[Data items]
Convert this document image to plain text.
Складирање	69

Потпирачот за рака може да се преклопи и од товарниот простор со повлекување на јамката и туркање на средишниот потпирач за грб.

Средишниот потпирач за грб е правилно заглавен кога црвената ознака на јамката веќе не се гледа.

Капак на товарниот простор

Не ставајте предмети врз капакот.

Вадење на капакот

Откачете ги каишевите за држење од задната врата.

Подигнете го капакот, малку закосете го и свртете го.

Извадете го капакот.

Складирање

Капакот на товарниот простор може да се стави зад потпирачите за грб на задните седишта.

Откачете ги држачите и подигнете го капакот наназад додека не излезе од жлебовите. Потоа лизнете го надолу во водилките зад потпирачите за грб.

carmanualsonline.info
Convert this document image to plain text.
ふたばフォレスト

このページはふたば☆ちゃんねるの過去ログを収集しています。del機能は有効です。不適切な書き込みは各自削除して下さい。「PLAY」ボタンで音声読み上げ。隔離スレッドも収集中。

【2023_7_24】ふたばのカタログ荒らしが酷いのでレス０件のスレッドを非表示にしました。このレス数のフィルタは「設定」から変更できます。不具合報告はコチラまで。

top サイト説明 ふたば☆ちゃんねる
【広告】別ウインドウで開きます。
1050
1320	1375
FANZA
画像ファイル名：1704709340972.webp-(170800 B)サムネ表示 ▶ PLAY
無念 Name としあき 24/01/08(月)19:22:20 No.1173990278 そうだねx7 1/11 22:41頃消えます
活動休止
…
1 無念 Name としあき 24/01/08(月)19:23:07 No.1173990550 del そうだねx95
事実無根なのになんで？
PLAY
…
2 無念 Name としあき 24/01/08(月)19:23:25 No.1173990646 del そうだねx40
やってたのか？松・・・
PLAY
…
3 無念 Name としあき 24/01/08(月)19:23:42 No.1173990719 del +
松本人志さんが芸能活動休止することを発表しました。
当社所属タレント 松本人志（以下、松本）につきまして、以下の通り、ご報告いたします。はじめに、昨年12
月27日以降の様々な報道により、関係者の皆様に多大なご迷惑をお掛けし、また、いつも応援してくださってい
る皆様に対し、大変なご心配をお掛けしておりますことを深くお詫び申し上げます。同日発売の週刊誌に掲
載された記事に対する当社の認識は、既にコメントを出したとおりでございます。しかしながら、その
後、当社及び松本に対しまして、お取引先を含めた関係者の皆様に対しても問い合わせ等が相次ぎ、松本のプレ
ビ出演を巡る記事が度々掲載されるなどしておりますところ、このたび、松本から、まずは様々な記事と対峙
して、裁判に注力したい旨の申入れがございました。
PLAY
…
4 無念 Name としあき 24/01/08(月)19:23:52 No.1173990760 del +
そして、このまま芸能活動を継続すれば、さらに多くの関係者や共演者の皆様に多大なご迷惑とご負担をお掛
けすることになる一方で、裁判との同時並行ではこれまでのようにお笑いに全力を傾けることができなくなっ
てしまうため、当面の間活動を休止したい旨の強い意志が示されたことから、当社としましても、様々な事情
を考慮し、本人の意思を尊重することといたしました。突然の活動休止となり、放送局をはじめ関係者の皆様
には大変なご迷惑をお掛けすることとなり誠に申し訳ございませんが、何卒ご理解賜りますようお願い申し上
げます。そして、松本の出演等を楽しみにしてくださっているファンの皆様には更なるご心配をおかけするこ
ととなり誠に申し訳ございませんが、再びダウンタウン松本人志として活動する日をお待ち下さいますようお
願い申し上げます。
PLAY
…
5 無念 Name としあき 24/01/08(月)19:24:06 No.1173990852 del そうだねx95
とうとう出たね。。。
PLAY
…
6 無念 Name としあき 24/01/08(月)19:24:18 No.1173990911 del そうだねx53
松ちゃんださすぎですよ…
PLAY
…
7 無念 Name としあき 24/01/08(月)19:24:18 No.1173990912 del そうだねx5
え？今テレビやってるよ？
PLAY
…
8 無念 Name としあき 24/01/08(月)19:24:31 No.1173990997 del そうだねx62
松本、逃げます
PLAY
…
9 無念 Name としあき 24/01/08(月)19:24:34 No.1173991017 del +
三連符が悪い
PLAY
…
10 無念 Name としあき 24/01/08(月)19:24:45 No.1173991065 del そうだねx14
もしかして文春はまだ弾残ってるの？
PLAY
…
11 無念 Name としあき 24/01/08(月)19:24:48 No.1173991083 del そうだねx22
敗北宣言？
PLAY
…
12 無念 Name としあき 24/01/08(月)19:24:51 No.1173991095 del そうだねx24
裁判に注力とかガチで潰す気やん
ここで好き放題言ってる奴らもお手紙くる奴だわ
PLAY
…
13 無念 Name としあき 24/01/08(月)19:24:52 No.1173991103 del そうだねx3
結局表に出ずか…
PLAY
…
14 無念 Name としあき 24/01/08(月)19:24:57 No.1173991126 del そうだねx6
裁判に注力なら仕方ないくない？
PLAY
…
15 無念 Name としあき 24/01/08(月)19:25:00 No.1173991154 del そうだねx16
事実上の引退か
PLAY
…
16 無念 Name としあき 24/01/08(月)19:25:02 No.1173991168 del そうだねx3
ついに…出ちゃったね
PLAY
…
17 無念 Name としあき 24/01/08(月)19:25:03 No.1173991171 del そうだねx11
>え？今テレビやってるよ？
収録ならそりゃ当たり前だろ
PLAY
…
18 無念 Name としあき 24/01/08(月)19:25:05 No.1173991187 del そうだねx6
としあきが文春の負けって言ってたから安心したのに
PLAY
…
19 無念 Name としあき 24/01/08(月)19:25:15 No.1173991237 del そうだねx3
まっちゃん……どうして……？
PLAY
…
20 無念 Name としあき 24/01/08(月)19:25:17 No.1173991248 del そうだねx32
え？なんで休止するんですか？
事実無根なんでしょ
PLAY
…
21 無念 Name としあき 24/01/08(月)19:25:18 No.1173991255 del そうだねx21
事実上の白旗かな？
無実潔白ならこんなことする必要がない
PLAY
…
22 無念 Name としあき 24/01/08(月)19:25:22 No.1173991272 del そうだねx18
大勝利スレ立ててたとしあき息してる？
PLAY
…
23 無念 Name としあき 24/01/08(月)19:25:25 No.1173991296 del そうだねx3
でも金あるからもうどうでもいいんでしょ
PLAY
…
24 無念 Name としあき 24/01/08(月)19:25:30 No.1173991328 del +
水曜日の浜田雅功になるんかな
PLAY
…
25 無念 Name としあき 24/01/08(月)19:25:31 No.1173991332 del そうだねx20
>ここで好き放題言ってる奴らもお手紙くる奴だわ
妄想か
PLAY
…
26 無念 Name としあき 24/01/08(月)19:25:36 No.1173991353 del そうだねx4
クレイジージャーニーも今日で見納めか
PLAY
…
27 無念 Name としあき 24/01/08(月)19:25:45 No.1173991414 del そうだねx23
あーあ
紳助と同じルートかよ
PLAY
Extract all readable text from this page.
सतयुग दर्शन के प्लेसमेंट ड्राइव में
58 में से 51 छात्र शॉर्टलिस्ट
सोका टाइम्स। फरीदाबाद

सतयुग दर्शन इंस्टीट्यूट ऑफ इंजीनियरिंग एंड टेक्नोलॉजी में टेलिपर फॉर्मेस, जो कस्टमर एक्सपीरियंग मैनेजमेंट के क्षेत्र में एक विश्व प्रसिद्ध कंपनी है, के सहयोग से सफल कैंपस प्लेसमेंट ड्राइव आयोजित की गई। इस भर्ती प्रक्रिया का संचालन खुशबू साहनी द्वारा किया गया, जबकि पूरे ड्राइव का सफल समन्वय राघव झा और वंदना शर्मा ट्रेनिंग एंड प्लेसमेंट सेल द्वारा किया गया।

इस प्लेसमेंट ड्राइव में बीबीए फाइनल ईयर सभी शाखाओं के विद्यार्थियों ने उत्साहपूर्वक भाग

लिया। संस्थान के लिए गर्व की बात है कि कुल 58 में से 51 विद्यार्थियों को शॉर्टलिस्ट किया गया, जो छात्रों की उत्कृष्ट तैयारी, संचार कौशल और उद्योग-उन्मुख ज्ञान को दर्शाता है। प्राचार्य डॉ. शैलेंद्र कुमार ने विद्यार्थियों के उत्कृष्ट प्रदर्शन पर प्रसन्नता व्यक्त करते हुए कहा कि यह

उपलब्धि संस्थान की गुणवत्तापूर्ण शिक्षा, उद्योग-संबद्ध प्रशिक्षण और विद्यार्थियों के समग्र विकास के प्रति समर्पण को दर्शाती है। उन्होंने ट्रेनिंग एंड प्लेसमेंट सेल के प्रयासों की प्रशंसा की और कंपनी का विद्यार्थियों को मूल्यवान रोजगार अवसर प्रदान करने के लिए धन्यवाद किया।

- **WORK TO DO**
Repeat exactly the lines above from the line that contains "Extract all readable text from this page." through the end. Include both of these ends; leave out everything else.

- **RESPONSE BELOW**
Extract all readable text from this page.
सतयुग दर्शन के प्लेसमेंट ड्राइव में
58 में से 51 छात्र शॉर्टलिस्ट
सोका टाइम्स। फरीदाबाद

सतयुग दर्शन इंस्टीट्यूट ऑफ इंजीनियरिंग एंड टेक्नोलॉजी में टेलिपर फॉर्मेस, जो कस्टमर एक्सपीरियंग मैनेजमेंट के क्षेत्र में एक विश्व प्रसिद्ध कंपनी है, के सहयोग से सफल कैंपस प्लेसमेंट ड्राइव आयोजित की गई। इस भर्ती प्रक्रिया का संचालन खुशबू साहनी द्वारा किया गया, जबकि पूरे ड्राइव का सफल समन्वय राघव झा और वंदना शर्मा ट्रेनिंग एंड प्लेसमेंट सेल द्वारा किया गया।

इस प्लेसमेंट ड्राइव में बीबीए फाइनल ईयर सभी शाखाओं के विद्यार्थियों ने उत्साहपूर्वक भाग

लिया। संस्थान के लिए गर्व की बात है कि कुल 58 में से 51 विद्यार्थियों को शॉर्टलिस्ट किया गया, जो छात्रों की उत्कृष्ट तैयारी, संचार कौशल और उद्योग-उन्मुख ज्ञान को दर्शाता है। प्राचार्य डॉ. शैलेंद्र कुमार ने विद्यार्थियों के उत्कृष्ट प्रदर्शन पर प्रसन्नता व्यक्त करते हुए कहा कि यह

उपलब्धि संस्थान की गुणवत्तापूर्ण शिक्षा, उद्योग-संबद्ध प्रशिक्षण और विद्यार्थियों के समग्र विकास के प्रति समर्पण को दर्शाती है। उन्होंने ट्रेनिंग एंड प्लेसमेंट सेल के प्रयासों की प्रशंसा की और कंपनी का विद्यार्थियों को मूल्यवान रोजगार अवसर प्रदान करने के लिए धन्यवाद किया।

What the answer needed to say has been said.